Goal of the exercise
Below is a set of records. Repeat all of them exactly.

##### Data extract #####

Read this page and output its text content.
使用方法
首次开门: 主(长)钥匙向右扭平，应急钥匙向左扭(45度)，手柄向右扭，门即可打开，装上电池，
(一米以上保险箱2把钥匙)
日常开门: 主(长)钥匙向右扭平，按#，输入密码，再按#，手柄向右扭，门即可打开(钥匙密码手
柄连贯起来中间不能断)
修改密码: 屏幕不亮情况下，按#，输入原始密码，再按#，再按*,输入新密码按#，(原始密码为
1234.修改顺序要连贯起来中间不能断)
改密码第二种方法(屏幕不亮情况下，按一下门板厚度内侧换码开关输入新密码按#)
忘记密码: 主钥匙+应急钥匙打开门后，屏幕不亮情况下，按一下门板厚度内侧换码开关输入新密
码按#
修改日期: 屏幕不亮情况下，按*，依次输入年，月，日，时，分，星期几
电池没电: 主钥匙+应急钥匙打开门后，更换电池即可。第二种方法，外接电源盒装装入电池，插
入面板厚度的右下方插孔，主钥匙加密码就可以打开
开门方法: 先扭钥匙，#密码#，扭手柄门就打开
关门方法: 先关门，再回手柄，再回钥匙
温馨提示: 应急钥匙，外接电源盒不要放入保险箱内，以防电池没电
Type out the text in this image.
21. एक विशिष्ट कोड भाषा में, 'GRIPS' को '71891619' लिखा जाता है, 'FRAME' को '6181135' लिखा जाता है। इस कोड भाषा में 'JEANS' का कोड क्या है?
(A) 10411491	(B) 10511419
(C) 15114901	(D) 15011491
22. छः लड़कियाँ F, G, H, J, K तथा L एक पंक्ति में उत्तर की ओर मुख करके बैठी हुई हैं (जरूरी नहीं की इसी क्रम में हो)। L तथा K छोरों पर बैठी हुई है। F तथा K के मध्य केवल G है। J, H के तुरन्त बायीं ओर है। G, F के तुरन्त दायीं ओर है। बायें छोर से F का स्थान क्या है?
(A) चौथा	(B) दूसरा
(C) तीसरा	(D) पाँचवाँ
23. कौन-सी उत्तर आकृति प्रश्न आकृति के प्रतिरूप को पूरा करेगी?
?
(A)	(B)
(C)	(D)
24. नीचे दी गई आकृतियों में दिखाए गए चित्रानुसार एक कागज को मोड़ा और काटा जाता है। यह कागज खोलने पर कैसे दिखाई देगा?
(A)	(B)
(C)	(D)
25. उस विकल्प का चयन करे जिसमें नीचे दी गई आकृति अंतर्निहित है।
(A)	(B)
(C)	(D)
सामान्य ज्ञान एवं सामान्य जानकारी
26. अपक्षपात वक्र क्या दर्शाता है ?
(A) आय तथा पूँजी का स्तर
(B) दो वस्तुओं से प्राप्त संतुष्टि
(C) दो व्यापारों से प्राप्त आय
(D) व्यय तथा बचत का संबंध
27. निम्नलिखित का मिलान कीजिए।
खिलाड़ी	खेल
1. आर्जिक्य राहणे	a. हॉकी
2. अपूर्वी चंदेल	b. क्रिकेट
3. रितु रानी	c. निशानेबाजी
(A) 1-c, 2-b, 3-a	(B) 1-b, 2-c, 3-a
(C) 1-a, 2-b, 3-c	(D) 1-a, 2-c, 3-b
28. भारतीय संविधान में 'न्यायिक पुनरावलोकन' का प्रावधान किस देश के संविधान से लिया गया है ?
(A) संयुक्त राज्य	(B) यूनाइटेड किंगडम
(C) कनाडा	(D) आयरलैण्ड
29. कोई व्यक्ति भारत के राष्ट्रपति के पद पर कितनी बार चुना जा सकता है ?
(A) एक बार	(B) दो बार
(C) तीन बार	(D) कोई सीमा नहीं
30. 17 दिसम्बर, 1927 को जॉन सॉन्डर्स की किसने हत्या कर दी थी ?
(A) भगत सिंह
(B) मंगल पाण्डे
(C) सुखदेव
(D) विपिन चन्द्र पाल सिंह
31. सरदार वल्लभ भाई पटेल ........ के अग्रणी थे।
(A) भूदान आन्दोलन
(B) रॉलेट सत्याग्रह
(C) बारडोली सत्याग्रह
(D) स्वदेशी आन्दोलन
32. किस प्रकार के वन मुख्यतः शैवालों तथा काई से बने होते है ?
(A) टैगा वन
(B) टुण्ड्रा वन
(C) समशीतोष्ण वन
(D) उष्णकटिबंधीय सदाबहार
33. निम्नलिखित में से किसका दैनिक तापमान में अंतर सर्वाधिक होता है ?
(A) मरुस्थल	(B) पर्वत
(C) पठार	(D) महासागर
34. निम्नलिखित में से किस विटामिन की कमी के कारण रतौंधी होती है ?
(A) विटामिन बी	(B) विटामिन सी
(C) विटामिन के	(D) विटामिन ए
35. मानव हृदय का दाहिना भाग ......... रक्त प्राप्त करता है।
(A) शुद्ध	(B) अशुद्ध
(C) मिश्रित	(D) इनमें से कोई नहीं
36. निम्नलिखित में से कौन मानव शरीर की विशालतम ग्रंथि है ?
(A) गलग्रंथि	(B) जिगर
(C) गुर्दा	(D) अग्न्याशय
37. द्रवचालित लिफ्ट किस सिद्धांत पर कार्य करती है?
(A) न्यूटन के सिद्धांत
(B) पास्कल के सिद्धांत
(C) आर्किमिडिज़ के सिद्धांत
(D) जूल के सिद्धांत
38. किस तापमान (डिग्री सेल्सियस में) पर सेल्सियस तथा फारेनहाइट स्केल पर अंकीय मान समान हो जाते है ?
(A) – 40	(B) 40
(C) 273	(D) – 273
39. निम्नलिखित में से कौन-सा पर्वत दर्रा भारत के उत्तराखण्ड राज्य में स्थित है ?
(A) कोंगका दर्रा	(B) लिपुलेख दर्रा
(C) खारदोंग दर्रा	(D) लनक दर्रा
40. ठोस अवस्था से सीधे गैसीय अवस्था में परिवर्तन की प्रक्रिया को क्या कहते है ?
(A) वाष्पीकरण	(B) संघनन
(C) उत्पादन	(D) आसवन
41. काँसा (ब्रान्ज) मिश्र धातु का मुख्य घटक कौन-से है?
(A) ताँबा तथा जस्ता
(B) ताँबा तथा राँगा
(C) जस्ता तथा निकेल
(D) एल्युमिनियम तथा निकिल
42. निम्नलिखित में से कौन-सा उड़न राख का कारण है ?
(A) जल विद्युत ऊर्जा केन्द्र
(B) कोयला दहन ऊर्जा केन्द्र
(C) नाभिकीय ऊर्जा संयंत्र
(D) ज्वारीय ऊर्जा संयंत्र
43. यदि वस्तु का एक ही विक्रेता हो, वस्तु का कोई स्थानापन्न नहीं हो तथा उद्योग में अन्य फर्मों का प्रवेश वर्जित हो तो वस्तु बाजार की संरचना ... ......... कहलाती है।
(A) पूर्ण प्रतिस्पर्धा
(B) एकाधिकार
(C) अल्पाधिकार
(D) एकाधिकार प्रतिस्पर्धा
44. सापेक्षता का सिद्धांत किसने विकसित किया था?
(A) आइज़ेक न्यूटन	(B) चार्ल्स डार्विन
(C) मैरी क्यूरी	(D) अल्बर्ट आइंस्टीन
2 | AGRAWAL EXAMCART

#####

Task result
Read this page and output its text content.
使用方法
首次开门: 主(长)钥匙向右扭平，应急钥匙向左扭(45度)，手柄向右扭，门即可打开，装上电池，
(一米以上保险箱2把钥匙)
日常开门: 主(长)钥匙向右扭平，按#，输入密码，再按#，手柄向右扭，门即可打开(钥匙密码手
柄连贯起来中间不能断)
修改密码: 屏幕不亮情况下，按#，输入原始密码，再按#，再按*,输入新密码按#，(原始密码为
1234.修改顺序要连贯起来中间不能断)
改密码第二种方法(屏幕不亮情况下，按一下门板厚度内侧换码开关输入新密码按#)
忘记密码: 主钥匙+应急钥匙打开门后，屏幕不亮情况下，按一下门板厚度内侧换码开关输入新密
码按#
修改日期: 屏幕不亮情况下，按*，依次输入年，月，日，时，分，星期几
电池没电: 主钥匙+应急钥匙打开门后，更换电池即可。第二种方法，外接电源盒装装入电池，插
入面板厚度的右下方插孔，主钥匙加密码就可以打开
开门方法: 先扭钥匙，#密码#，扭手柄门就打开
关门方法: 先关门，再回手柄，再回钥匙
温馨提示: 应急钥匙，外接电源盒不要放入保险箱内，以防电池没电
Type out the text in this image.
21. एक विशिष्ट कोड भाषा में, 'GRIPS' को '71891619' लिखा जाता है, 'FRAME' को '6181135' लिखा जाता है। इस कोड भाषा में 'JEANS' का कोड क्या है?
(A) 10411491	(B) 10511419
(C) 15114901	(D) 15011491
22. छः लड़कियाँ F, G, H, J, K तथा L एक पंक्ति में उत्तर की ओर मुख करके बैठी हुई हैं (जरूरी नहीं की इसी क्रम में हो)। L तथा K छोरों पर बैठी हुई है। F तथा K के मध्य केवल G है। J, H के तुरन्त बायीं ओर है। G, F के तुरन्त दायीं ओर है। बायें छोर से F का स्थान क्या है?
(A) चौथा	(B) दूसरा
(C) तीसरा	(D) पाँचवाँ
23. कौन-सी उत्तर आकृति प्रश्न आकृति के प्रतिरूप को पूरा करेगी?
?
(A)	(B)
(C)	(D)
24. नीचे दी गई आकृतियों में दिखाए गए चित्रानुसार एक कागज को मोड़ा और काटा जाता है। यह कागज खोलने पर कैसे दिखाई देगा?
(A)	(B)
(C)	(D)
25. उस विकल्प का चयन करे जिसमें नीचे दी गई आकृति अंतर्निहित है।
(A)	(B)
(C)	(D)
सामान्य ज्ञान एवं सामान्य जानकारी
26. अपक्षपात वक्र क्या दर्शाता है ?
(A) आय तथा पूँजी का स्तर
(B) दो वस्तुओं से प्राप्त संतुष्टि
(C) दो व्यापारों से प्राप्त आय
(D) व्यय तथा बचत का संबंध
27. निम्नलिखित का मिलान कीजिए।
खिलाड़ी	खेल
1. आर्जिक्य राहणे	a. हॉकी
2. अपूर्वी चंदेल	b. क्रिकेट
3. रितु रानी	c. निशानेबाजी
(A) 1-c, 2-b, 3-a	(B) 1-b, 2-c, 3-a
(C) 1-a, 2-b, 3-c	(D) 1-a, 2-c, 3-b
28. भारतीय संविधान में 'न्यायिक पुनरावलोकन' का प्रावधान किस देश के संविधान से लिया गया है ?
(A) संयुक्त राज्य	(B) यूनाइटेड किंगडम
(C) कनाडा	(D) आयरलैण्ड
29. कोई व्यक्ति भारत के राष्ट्रपति के पद पर कितनी बार चुना जा सकता है ?
(A) एक बार	(B) दो बार
(C) तीन बार	(D) कोई सीमा नहीं
30. 17 दिसम्बर, 1927 को जॉन सॉन्डर्स की किसने हत्या कर दी थी ?
(A) भगत सिंह
(B) मंगल पाण्डे
(C) सुखदेव
(D) विपिन चन्द्र पाल सिंह
31. सरदार वल्लभ भाई पटेल ........ के अग्रणी थे।
(A) भूदान आन्दोलन
(B) रॉलेट सत्याग्रह
(C) बारडोली सत्याग्रह
(D) स्वदेशी आन्दोलन
32. किस प्रकार के वन मुख्यतः शैवालों तथा काई से बने होते है ?
(A) टैगा वन
(B) टुण्ड्रा वन
(C) समशीतोष्ण वन
(D) उष्णकटिबंधीय सदाबहार
33. निम्नलिखित में से किसका दैनिक तापमान में अंतर सर्वाधिक होता है ?
(A) मरुस्थल	(B) पर्वत
(C) पठार	(D) महासागर
34. निम्नलिखित में से किस विटामिन की कमी के कारण रतौंधी होती है ?
(A) विटामिन बी	(B) विटामिन सी
(C) विटामिन के	(D) विटामिन ए
35. मानव हृदय का दाहिना भाग ......... रक्त प्राप्त करता है।
(A) शुद्ध	(B) अशुद्ध
(C) मिश्रित	(D) इनमें से कोई नहीं
36. निम्नलिखित में से कौन मानव शरीर की विशालतम ग्रंथि है ?
(A) गलग्रंथि	(B) जिगर
(C) गुर्दा	(D) अग्न्याशय
37. द्रवचालित लिफ्ट किस सिद्धांत पर कार्य करती है?
(A) न्यूटन के सिद्धांत
(B) पास्कल के सिद्धांत
(C) आर्किमिडिज़ के सिद्धांत
(D) जूल के सिद्धांत
38. किस तापमान (डिग्री सेल्सियस में) पर सेल्सियस तथा फारेनहाइट स्केल पर अंकीय मान समान हो जाते है ?
(A) – 40	(B) 40
(C) 273	(D) – 273
39. निम्नलिखित में से कौन-सा पर्वत दर्रा भारत के उत्तराखण्ड राज्य में स्थित है ?
(A) कोंगका दर्रा	(B) लिपुलेख दर्रा
(C) खारदोंग दर्रा	(D) लनक दर्रा
40. ठोस अवस्था से सीधे गैसीय अवस्था में परिवर्तन की प्रक्रिया को क्या कहते है ?
(A) वाष्पीकरण	(B) संघनन
(C) उत्पादन	(D) आसवन
41. काँसा (ब्रान्ज) मिश्र धातु का मुख्य घटक कौन-से है?
(A) ताँबा तथा जस्ता
(B) ताँबा तथा राँगा
(C) जस्ता तथा निकेल
(D) एल्युमिनियम तथा निकिल
42. निम्नलिखित में से कौन-सा उड़न राख का कारण है ?
(A) जल विद्युत ऊर्जा केन्द्र
(B) कोयला दहन ऊर्जा केन्द्र
(C) नाभिकीय ऊर्जा संयंत्र
(D) ज्वारीय ऊर्जा संयंत्र
43. यदि वस्तु का एक ही विक्रेता हो, वस्तु का कोई स्थानापन्न नहीं हो तथा उद्योग में अन्य फर्मों का प्रवेश वर्जित हो तो वस्तु बाजार की संरचना ... ......... कहलाती है।
(A) पूर्ण प्रतिस्पर्धा
(B) एकाधिकार
(C) अल्पाधिकार
(D) एकाधिकार प्रतिस्पर्धा
44. सापेक्षता का सिद्धांत किसने विकसित किया था?
(A) आइज़ेक न्यूटन	(B) चार्ल्स डार्विन
(C) मैरी क्यूरी	(D) अल्बर्ट आइंस्टीन
2 | AGRAWAL EXAMCART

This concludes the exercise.